[Dataset rows]
-------
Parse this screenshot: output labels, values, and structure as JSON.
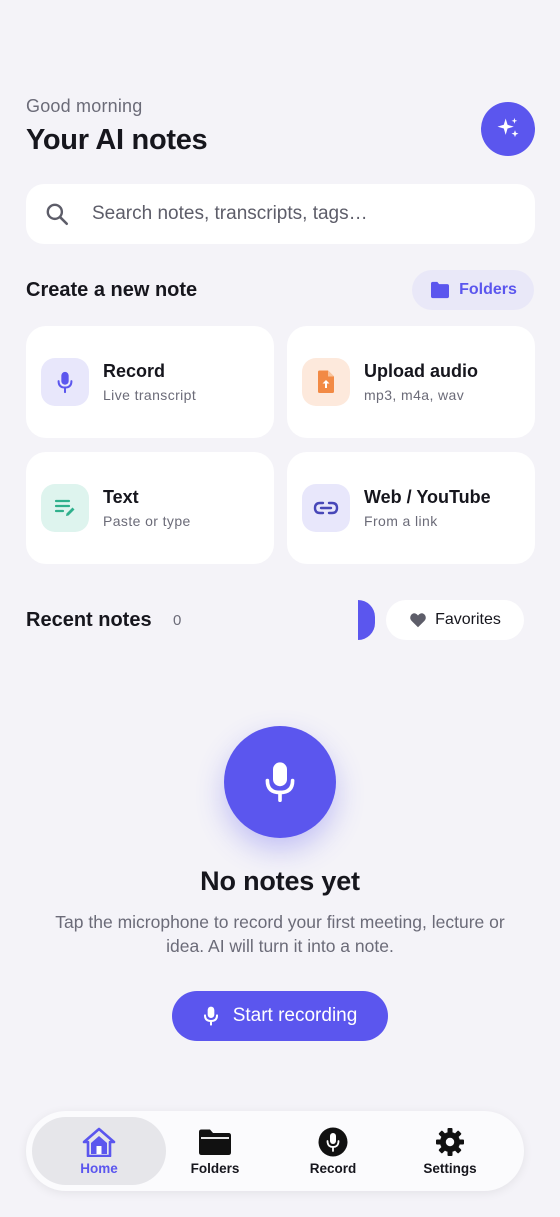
{
  "header": {
    "greeting": "Good morning",
    "title": "Your AI notes",
    "ai_icon": "sparkles-icon"
  },
  "search": {
    "placeholder": "Search notes, transcripts, tags…",
    "icon": "search-icon"
  },
  "create": {
    "title": "Create a new note",
    "folders_label": "Folders",
    "cards": [
      {
        "title": "Record",
        "subtitle": "Live transcript",
        "icon": "microphone-icon"
      },
      {
        "title": "Upload audio",
        "subtitle": "mp3, m4a, wav",
        "icon": "file-upload-icon"
      },
      {
        "title": "Text",
        "subtitle": "Paste or type",
        "icon": "text-edit-icon"
      },
      {
        "title": "Web / YouTube",
        "subtitle": "From a link",
        "icon": "link-icon"
      }
    ]
  },
  "recent": {
    "title": "Recent notes",
    "count": "0",
    "favorites_label": "Favorites"
  },
  "empty_state": {
    "title": "No notes yet",
    "description": "Tap the microphone to record your first meeting, lecture or idea. AI will turn it into a note.",
    "button_label": "Start recording"
  },
  "nav": {
    "items": [
      {
        "label": "Home",
        "icon": "home-icon",
        "active": true
      },
      {
        "label": "Folders",
        "icon": "folder-icon",
        "active": false
      },
      {
        "label": "Record",
        "icon": "microphone-icon",
        "active": false
      },
      {
        "label": "Settings",
        "icon": "gear-icon",
        "active": false
      }
    ]
  },
  "colors": {
    "accent": "#5b56ee",
    "background": "#f4f3f8",
    "text": "#16161d",
    "muted": "#6b6b78"
  }
}
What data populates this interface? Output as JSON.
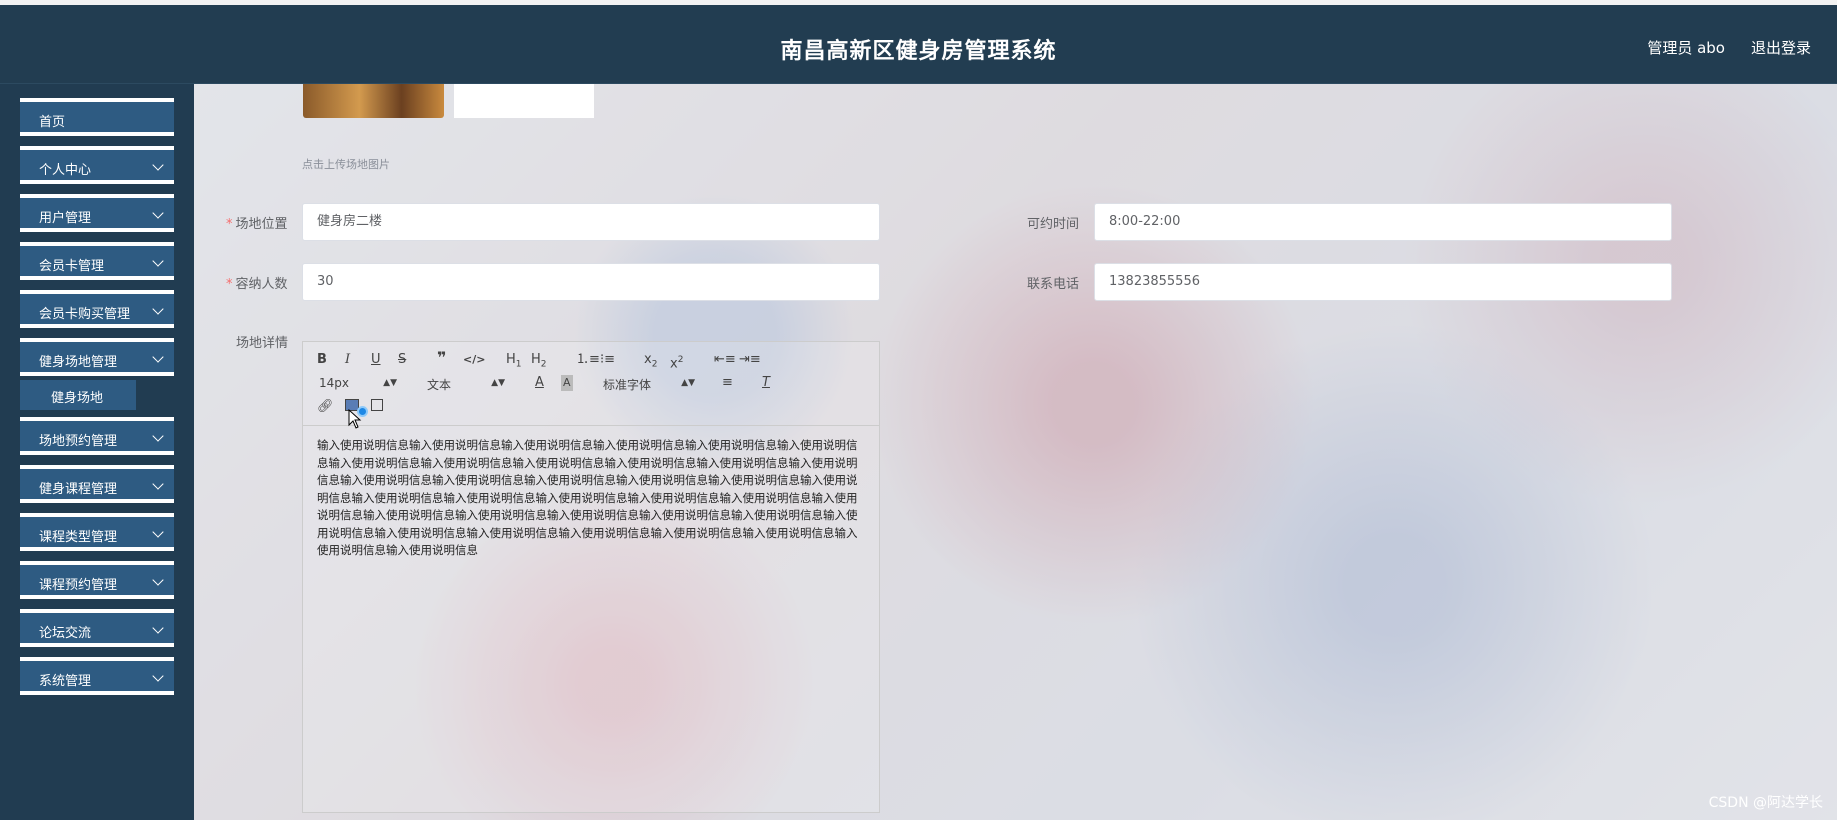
-------
_Instructions for the task_.
Copy all lines from the data that hold the word "JSON".

_The answer_.
Parse this screenshot: output labels, values, and structure as JSON.
What data populates this interface? Output as JSON.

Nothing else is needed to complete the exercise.